*SUPPLIED MATERIAL:*
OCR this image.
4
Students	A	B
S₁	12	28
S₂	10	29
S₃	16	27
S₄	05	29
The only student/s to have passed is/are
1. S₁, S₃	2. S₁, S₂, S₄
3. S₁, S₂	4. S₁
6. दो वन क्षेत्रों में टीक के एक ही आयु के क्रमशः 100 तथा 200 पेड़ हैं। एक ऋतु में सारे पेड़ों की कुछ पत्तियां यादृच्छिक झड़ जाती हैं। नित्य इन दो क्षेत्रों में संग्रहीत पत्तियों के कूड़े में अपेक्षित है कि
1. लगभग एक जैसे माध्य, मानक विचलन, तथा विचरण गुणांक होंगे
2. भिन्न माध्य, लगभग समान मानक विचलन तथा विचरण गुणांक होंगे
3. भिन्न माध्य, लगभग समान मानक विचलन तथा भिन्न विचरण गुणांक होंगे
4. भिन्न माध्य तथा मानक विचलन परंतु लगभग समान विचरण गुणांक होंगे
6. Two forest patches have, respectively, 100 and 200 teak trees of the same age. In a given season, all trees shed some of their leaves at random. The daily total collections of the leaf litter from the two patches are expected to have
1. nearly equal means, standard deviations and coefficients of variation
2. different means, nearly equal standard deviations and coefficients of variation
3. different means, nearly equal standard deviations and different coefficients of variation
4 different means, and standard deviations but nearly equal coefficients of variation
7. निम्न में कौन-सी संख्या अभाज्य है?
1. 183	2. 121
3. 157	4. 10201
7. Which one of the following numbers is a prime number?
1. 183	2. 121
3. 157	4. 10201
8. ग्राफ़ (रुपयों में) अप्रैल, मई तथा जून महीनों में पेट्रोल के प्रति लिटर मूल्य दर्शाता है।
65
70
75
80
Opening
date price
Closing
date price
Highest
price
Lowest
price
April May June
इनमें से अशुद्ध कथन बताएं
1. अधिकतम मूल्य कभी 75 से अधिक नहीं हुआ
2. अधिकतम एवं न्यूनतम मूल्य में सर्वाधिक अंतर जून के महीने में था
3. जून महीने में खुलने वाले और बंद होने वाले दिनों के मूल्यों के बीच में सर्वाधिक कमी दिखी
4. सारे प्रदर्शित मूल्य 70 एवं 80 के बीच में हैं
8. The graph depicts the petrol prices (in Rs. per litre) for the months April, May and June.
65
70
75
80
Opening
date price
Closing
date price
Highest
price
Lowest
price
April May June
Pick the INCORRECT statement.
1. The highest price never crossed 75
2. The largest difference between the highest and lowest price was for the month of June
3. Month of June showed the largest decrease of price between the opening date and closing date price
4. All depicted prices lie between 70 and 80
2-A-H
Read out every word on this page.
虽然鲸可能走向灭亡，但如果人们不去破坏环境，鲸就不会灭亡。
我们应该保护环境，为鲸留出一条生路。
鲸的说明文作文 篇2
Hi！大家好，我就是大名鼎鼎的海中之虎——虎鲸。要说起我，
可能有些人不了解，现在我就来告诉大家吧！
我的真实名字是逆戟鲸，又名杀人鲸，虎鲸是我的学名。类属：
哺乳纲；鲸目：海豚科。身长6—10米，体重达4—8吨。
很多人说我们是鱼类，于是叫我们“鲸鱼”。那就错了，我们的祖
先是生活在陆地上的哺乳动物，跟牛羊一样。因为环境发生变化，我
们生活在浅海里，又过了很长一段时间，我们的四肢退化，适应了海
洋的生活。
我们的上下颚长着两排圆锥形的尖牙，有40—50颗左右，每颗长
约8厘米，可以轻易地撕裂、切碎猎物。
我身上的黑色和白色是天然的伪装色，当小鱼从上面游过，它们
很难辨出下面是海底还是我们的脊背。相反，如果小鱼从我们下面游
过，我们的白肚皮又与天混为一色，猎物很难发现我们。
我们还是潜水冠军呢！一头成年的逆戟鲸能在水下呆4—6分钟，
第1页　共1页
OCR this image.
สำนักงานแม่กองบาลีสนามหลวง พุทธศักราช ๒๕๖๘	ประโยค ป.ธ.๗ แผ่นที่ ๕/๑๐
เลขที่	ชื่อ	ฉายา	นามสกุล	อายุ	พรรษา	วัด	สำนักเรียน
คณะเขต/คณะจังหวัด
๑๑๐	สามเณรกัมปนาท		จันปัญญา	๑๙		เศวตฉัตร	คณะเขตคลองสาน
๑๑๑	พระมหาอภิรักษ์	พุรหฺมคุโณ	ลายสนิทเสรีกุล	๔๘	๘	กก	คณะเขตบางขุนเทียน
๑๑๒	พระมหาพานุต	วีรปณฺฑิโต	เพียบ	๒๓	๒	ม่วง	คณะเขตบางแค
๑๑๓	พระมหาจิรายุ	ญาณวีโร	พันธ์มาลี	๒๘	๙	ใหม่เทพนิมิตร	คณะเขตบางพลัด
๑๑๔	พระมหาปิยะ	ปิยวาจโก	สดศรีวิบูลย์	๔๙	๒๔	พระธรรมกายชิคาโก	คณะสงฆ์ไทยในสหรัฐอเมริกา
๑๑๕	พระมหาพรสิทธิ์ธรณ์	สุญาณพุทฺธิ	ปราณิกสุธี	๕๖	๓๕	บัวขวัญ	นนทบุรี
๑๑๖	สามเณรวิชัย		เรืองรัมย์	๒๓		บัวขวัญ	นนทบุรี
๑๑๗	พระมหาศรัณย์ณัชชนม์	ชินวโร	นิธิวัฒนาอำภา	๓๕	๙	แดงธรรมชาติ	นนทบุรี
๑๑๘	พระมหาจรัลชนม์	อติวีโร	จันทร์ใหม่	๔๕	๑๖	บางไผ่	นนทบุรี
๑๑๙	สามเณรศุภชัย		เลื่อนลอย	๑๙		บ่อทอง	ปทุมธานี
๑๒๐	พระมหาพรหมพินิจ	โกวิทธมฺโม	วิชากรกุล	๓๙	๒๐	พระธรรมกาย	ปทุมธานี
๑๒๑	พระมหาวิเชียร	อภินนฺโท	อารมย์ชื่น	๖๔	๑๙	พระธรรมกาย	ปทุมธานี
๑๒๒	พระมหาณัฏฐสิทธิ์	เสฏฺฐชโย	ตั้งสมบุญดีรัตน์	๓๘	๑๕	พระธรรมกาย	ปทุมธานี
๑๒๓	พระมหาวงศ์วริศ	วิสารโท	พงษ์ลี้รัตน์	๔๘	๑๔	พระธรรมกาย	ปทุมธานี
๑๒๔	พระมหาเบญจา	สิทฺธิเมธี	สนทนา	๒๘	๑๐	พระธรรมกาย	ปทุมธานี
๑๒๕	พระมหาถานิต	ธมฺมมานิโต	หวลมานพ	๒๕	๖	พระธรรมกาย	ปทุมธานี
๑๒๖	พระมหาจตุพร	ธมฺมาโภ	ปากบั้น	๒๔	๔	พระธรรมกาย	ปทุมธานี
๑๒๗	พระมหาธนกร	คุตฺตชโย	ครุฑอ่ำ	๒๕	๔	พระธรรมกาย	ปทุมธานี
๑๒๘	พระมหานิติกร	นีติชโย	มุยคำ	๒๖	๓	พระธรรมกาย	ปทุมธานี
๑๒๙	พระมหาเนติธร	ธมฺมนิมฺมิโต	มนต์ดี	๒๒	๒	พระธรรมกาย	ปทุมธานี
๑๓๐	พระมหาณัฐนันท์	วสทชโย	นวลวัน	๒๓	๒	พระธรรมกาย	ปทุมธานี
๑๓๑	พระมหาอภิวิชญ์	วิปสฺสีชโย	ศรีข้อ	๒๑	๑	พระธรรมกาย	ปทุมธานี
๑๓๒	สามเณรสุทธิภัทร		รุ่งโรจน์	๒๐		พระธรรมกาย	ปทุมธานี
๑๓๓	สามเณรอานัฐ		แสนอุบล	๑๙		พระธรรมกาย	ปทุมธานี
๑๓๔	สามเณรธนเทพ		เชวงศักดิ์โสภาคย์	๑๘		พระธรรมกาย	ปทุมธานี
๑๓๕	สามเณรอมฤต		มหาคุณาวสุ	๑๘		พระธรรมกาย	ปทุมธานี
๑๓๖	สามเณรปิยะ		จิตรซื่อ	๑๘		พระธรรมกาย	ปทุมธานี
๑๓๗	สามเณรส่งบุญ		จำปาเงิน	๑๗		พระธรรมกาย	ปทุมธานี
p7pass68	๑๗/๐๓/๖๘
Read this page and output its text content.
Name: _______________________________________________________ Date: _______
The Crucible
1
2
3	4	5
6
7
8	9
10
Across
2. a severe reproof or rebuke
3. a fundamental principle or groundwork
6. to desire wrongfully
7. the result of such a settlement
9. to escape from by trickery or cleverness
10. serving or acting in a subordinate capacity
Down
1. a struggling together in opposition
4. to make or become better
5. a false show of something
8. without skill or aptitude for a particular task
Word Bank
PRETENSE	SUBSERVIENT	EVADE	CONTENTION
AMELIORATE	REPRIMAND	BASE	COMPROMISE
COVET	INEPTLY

*SHORT PROBLEM:* Find every line above that contains the word "Read", and return each one.

*RESPONSE:*
Read out every word on this page.
Read this page and output its text content.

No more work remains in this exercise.